What this exercise asks ::
1. Can you copy the TPL passage word for word between "TPL is a large" and "in this chapter.", inclusive?
2. Would you carry on the passage about the Task Parallel Library, picking up right after its last sentence?

Excerpt to read ::
Internally, the TPL uses the .NET thread pool, but does so more efficiently, executing multiple Tasks on the same thread sequentially before returning the thread back to the pool. It can do this via intelligent use of delegate objects. This effectively avoids the problem described previously of wasting a thread’s quantum with a single small task and causing too many context switches.

TPL is a large and comprehensive set of APIs, but it is easy to get started. The basic principle is that you pass a delegate to the Task’s Start method. You also optionally call ContinueWith on the Task and pass a second delegate, which is executed once the Task is complete.

You can execute Tasks with both CPU-bound computations as well as I/O. All of these first examples will show pure CPU processing. There is a section dedicated to effective I/O later in this chapter.

Material supplied ::
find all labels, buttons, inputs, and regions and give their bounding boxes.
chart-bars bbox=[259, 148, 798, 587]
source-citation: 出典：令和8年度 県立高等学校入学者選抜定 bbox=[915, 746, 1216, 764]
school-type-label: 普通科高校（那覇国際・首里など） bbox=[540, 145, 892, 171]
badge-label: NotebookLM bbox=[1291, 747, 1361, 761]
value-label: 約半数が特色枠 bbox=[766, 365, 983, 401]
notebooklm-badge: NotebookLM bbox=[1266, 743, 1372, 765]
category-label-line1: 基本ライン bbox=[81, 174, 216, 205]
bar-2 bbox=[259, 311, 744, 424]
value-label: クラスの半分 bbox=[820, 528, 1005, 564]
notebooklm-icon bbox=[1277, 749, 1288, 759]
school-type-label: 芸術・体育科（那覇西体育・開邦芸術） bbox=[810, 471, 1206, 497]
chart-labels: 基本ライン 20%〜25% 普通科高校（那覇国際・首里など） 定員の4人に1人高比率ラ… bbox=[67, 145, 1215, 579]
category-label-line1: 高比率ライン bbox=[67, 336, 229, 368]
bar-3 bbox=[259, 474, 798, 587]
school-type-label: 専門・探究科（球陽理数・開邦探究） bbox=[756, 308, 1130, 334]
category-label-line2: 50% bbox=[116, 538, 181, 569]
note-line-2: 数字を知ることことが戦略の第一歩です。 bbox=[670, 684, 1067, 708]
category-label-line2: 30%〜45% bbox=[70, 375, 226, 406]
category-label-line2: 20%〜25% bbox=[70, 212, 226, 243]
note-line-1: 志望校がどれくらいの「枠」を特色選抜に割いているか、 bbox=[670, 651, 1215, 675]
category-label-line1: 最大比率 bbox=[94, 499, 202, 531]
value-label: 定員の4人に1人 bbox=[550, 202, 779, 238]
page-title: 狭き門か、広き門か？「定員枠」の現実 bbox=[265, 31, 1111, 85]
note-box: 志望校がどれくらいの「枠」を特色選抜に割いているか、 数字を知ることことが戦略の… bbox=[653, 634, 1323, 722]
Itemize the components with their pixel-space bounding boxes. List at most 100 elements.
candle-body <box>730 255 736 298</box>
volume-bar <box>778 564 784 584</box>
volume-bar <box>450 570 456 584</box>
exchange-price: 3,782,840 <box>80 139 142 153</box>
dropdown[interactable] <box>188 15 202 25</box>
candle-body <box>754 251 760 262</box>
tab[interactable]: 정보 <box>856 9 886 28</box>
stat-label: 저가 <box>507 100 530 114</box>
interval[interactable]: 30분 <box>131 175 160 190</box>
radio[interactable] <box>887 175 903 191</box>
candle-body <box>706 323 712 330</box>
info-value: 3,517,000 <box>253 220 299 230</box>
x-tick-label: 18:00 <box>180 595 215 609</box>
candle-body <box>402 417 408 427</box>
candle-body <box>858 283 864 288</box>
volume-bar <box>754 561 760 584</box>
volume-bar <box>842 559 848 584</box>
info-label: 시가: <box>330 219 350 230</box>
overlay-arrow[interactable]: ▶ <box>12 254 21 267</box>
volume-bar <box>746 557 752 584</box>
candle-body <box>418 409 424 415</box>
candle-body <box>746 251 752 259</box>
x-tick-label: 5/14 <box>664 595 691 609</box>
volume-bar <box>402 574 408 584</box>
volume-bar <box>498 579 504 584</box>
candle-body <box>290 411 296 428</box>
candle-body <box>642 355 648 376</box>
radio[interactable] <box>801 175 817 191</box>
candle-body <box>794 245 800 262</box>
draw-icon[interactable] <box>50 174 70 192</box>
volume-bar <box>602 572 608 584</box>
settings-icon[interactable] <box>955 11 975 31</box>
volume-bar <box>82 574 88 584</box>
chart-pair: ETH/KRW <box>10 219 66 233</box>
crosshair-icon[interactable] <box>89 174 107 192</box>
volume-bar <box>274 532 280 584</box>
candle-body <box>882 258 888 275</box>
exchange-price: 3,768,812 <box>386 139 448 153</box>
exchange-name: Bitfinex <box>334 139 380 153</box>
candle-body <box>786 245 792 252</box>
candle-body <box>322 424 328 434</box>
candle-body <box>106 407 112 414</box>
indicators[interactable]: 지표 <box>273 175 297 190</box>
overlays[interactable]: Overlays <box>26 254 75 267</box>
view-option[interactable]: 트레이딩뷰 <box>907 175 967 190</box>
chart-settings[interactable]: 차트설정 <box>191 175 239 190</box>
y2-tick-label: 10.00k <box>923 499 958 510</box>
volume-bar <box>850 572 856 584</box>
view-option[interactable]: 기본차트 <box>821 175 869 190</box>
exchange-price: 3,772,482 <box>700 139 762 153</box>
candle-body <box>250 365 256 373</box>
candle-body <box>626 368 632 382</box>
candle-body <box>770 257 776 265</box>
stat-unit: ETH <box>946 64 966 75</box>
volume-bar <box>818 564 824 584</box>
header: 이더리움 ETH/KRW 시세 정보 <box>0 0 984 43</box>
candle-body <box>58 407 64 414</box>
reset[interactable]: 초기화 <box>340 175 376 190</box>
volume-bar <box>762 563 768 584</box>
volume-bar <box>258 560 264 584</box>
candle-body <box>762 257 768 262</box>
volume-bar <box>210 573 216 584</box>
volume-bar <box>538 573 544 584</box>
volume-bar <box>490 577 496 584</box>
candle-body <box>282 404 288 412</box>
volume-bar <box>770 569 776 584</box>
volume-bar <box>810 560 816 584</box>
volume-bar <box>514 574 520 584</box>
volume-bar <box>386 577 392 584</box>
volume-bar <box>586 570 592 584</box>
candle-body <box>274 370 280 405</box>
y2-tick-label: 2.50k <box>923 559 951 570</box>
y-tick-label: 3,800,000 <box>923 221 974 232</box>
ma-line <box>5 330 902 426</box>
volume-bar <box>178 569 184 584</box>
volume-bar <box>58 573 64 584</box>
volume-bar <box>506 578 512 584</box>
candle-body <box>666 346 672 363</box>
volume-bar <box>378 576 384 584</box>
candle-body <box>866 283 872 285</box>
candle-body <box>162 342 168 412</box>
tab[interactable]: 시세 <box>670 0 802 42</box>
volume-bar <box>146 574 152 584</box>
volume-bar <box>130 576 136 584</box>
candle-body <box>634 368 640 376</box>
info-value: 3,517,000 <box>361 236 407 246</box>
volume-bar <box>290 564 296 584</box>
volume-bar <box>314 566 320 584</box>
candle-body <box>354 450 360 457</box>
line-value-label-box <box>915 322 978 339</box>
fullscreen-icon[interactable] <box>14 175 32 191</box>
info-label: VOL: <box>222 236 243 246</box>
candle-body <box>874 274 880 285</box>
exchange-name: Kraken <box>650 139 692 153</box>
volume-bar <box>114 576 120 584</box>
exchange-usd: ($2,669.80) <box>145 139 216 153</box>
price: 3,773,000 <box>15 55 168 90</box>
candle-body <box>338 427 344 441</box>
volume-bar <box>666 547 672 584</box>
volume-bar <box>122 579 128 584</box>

The answers ::
1.
TPL is a large and comprehensive set of APIs, but it is easy to get started. The basic principle is that you pass a delegate to the Task’s Start method. You also optionally call ContinueWith on the Task and pass a second delegate, which is executed once the Task is complete.

You can execute Tasks with both CPU-bound computations as well as I/O. All of these first examples will show pure CPU processing. There is a section dedicated to effective I/O later in this chapter.

2.
The following code listing from the Tasks sample project demonstrates creating a Task for each processor. When each Task completes, it schedules for execution a continuation Task that has a reference to a callback method.

class Program
{
static Stopwatch
watch = new Stopwatch();
static int pendingTasks;

static void Main(string[] args)
{
const int MaxValue = 1000000000;

watch.Restart();
int numTasks = Environment.ProcessorCount;
pendingTasks = numTasks;
int perThreadCount = MaxValue / numTasks;
int perThreadLeftover = MaxValue % numTasks;

var tasks = new Task<long>[numTasks];

for (int i = 0; i < numTasks; i++)
{
int start = i * perThreadCount;
int end = (i + 1) * perThreadCount;
if (i == numTasks - 1)
{
end += perThreadLeftover;
}
tasks[i] = Task<long>.Run(() =>
{
long threadSum = 0;
for (int j = start; j <= end; j++)
{
threadSum += (long)Math.Sqrt(j);
}
return threadSum;
});
tasks[i].ContinueWith(OnTaskEnd);
}
}

private static void OnTaskEnd(Task<long> task)
{
Console.WriteLine("Thread sum: {0}", task.Result);
if (Interlocked
.Decrement(ref pendingTasks) == 0)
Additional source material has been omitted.